Exercise description:
For every line in the data below that contains "this", copy the line.

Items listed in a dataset
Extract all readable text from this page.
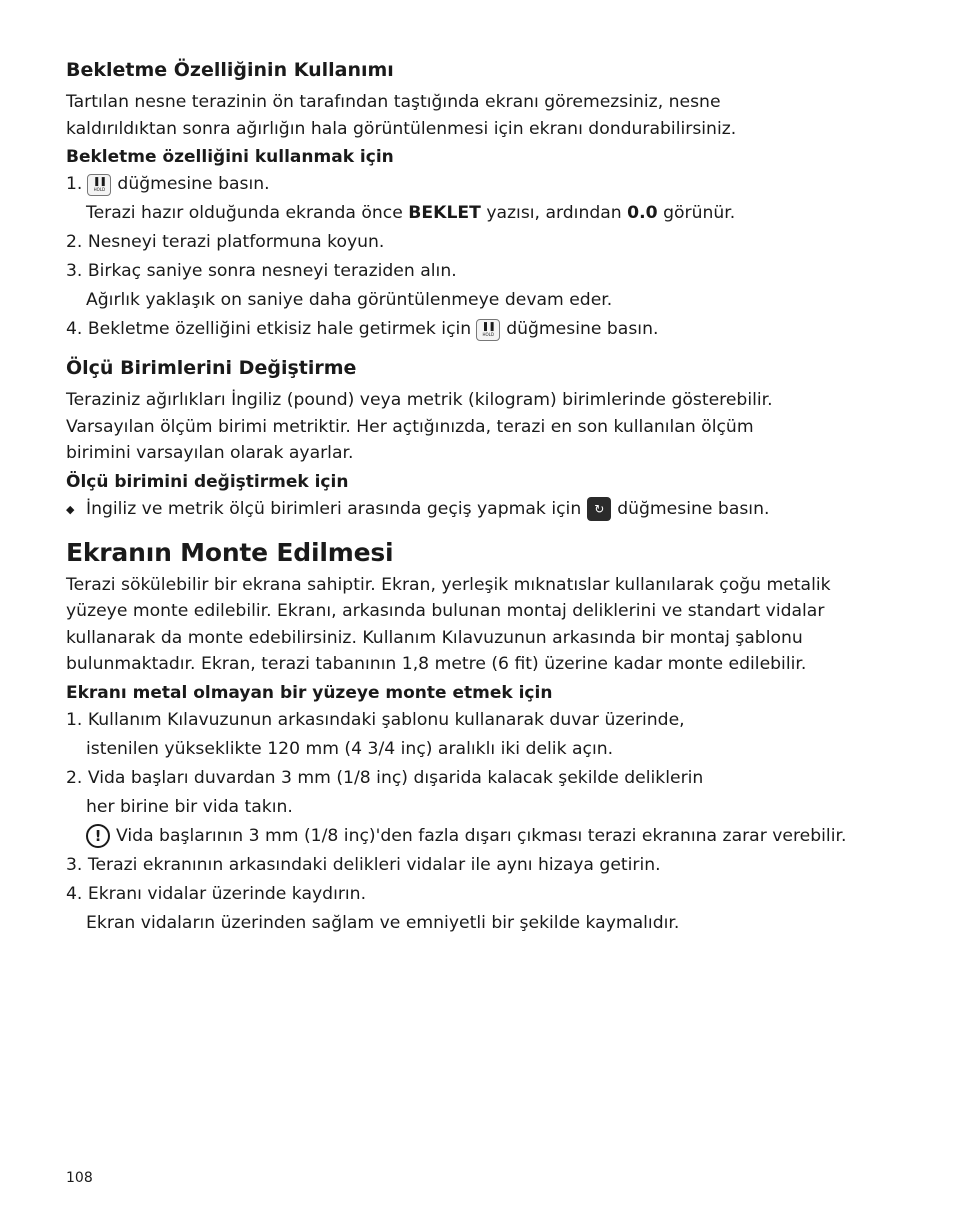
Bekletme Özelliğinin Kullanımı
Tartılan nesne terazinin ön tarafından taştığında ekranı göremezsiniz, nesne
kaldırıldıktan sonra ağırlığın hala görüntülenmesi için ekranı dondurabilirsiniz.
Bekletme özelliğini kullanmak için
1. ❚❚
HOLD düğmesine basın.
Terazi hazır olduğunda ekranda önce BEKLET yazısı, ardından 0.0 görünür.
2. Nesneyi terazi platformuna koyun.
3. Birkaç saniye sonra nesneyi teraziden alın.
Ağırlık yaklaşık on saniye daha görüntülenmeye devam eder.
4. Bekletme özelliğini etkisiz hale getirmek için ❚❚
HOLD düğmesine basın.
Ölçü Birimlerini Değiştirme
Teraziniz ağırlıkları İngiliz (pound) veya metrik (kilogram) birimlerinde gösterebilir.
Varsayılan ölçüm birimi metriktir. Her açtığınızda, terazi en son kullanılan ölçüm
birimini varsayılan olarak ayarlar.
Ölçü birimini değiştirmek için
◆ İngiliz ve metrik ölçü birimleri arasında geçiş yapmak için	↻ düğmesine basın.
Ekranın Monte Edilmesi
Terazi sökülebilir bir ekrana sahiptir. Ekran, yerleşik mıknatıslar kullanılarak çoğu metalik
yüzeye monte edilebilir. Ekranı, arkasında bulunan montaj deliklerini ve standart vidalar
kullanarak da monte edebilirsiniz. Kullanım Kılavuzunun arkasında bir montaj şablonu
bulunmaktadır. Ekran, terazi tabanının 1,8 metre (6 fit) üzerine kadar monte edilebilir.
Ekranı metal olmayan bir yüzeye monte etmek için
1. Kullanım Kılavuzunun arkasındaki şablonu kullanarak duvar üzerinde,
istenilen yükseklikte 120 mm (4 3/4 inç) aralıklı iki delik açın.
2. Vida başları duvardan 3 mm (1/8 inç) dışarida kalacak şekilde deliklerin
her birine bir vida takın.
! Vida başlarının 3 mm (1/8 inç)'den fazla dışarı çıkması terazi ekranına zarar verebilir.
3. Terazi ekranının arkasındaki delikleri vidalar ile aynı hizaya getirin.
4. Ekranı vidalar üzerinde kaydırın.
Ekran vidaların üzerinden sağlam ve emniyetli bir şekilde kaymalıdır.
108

...

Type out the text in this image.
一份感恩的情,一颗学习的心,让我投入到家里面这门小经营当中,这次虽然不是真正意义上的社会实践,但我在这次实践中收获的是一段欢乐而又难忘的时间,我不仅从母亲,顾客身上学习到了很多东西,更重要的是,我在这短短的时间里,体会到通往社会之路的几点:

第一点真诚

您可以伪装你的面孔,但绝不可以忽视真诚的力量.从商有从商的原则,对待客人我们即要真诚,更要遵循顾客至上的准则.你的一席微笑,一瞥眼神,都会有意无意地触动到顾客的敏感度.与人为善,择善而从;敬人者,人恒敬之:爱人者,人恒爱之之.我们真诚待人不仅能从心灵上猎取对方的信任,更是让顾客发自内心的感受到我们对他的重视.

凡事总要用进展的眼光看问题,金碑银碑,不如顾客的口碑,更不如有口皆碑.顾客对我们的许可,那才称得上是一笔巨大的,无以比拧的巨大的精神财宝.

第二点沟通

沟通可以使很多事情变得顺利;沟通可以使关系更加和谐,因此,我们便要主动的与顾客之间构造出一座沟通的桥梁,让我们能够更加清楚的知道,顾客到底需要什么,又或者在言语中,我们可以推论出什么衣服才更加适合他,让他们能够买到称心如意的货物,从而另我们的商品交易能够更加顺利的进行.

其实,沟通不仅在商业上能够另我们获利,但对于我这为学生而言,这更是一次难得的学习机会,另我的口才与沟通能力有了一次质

Response below:
Extract all readable text from this page.
Type out the text in this image.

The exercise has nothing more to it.